→ **Aim**:
Return the listing below word for word.

Data records
-- START --

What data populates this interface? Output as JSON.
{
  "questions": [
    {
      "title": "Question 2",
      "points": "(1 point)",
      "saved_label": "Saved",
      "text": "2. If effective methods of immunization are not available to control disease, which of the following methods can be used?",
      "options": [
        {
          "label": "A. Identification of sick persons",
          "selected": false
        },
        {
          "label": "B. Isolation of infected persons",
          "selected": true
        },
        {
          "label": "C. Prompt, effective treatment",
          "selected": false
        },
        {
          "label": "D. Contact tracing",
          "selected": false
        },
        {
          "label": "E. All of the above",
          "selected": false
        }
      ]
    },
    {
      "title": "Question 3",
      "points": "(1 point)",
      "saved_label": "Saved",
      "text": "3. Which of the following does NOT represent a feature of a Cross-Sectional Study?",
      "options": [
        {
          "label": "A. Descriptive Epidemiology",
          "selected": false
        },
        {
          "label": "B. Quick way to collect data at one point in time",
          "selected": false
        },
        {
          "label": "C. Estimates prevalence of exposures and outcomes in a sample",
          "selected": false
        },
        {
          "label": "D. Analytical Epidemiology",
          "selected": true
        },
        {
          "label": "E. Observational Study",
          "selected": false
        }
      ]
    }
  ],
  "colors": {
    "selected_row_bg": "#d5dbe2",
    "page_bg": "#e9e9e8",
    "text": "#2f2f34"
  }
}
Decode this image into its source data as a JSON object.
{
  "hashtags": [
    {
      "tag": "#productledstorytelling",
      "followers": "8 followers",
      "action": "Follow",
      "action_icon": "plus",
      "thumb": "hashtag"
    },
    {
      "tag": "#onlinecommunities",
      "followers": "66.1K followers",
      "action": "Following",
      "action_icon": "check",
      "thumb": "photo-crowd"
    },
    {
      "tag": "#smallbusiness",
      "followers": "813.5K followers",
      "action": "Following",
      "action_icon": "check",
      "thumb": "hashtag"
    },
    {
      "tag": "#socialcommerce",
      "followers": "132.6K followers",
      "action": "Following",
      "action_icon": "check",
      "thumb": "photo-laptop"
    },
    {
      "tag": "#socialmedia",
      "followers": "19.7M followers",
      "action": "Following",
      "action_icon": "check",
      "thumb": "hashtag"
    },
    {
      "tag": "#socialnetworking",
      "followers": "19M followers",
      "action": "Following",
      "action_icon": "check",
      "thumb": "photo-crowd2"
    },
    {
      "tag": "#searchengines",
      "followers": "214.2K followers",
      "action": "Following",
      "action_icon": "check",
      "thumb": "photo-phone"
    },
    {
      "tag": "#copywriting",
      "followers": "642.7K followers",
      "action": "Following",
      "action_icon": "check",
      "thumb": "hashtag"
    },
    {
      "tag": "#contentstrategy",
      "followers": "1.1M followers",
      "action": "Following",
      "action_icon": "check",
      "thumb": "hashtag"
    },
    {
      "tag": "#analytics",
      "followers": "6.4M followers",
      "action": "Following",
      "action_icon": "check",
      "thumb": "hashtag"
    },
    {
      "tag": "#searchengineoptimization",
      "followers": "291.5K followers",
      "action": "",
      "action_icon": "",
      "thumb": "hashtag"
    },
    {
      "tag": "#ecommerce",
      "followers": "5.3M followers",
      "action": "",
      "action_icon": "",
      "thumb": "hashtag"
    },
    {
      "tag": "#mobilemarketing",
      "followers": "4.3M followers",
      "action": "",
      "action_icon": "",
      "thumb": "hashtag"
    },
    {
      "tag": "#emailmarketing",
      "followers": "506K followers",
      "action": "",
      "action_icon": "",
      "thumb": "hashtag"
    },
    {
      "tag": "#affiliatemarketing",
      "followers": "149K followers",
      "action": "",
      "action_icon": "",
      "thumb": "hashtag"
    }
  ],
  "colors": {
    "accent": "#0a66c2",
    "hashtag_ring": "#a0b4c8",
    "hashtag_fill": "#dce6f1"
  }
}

-- END --

→ **Result for this task**:
What data populates this interface? Output as JSON.
{
  "questions": [
    {
      "title": "Question 2",
      "points": "(1 point)",
      "saved_label": "Saved",
      "text": "2. If effective methods of immunization are not available to control disease, which of the following methods can be used?",
      "options": [
        {
          "label": "A. Identification of sick persons",
          "selected": false
        },
        {
          "label": "B. Isolation of infected persons",
          "selected": true
        },
        {
          "label": "C. Prompt, effective treatment",
          "selected": false
        },
        {
          "label": "D. Contact tracing",
          "selected": false
        },
        {
          "label": "E. All of the above",
          "selected": false
        }
      ]
    },
    {
      "title": "Question 3",
      "points": "(1 point)",
      "saved_label": "Saved",
      "text": "3. Which of the following does NOT represent a feature of a Cross-Sectional Study?",
      "options": [
        {
          "label": "A. Descriptive Epidemiology",
          "selected": false
        },
        {
          "label": "B. Quick way to collect data at one point in time",
          "selected": false
        },
        {
          "label": "C. Estimates prevalence of exposures and outcomes in a sample",
          "selected": false
        },
        {
          "label": "D. Analytical Epidemiology",
          "selected": true
        },
        {
          "label": "E. Observational Study",
          "selected": false
        }
      ]
    }
  ],
  "colors": {
    "selected_row_bg": "#d5dbe2",
    "page_bg": "#e9e9e8",
    "text": "#2f2f34"
  }
}
Decode this image into its source data as a JSON object.
{
  "hashtags": [
    {
      "tag": "#productledstorytelling",
      "followers": "8 followers",
      "action": "Follow",
      "action_icon": "plus",
      "thumb": "hashtag"
    },
    {
      "tag": "#onlinecommunities",
      "followers": "66.1K followers",
      "action": "Following",
      "action_icon": "check",
      "thumb": "photo-crowd"
    },
    {
      "tag": "#smallbusiness",
      "followers": "813.5K followers",
      "action": "Following",
      "action_icon": "check",
      "thumb": "hashtag"
    },
    {
      "tag": "#socialcommerce",
      "followers": "132.6K followers",
      "action": "Following",
      "action_icon": "check",
      "thumb": "photo-laptop"
    },
    {
      "tag": "#socialmedia",
      "followers": "19.7M followers",
      "action": "Following",
      "action_icon": "check",
      "thumb": "hashtag"
    },
    {
      "tag": "#socialnetworking",
      "followers": "19M followers",
      "action": "Following",
      "action_icon": "check",
      "thumb": "photo-crowd2"
    },
    {
      "tag": "#searchengines",
      "followers": "214.2K followers",
      "action": "Following",
      "action_icon": "check",
      "thumb": "photo-phone"
    },
    {
      "tag": "#copywriting",
      "followers": "642.7K followers",
      "action": "Following",
      "action_icon": "check",
      "thumb": "hashtag"
    },
    {
      "tag": "#contentstrategy",
      "followers": "1.1M followers",
      "action": "Following",
      "action_icon": "check",
      "thumb": "hashtag"
    },
    {
      "tag": "#analytics",
      "followers": "6.4M followers",
      "action": "Following",
      "action_icon": "check",
      "thumb": "hashtag"
    },
    {
      "tag": "#searchengineoptimization",
      "followers": "291.5K followers",
      "action": "",
      "action_icon": "",
      "thumb": "hashtag"
    },
    {
      "tag": "#ecommerce",
      "followers": "5.3M followers",
      "action": "",
      "action_icon": "",
      "thumb": "hashtag"
    },
    {
      "tag": "#mobilemarketing",
      "followers": "4.3M followers",
      "action": "",
      "action_icon": "",
      "thumb": "hashtag"
    },
    {
      "tag": "#emailmarketing",
      "followers": "506K followers",
      "action": "",
      "action_icon": "",
      "thumb": "hashtag"
    },
    {
      "tag": "#affiliatemarketing",
      "followers": "149K followers",
      "action": "",
      "action_icon": "",
      "thumb": "hashtag"
    }
  ],
  "colors": {
    "accent": "#0a66c2",
    "hashtag_ring": "#a0b4c8",
    "hashtag_fill": "#dce6f1"
  }
}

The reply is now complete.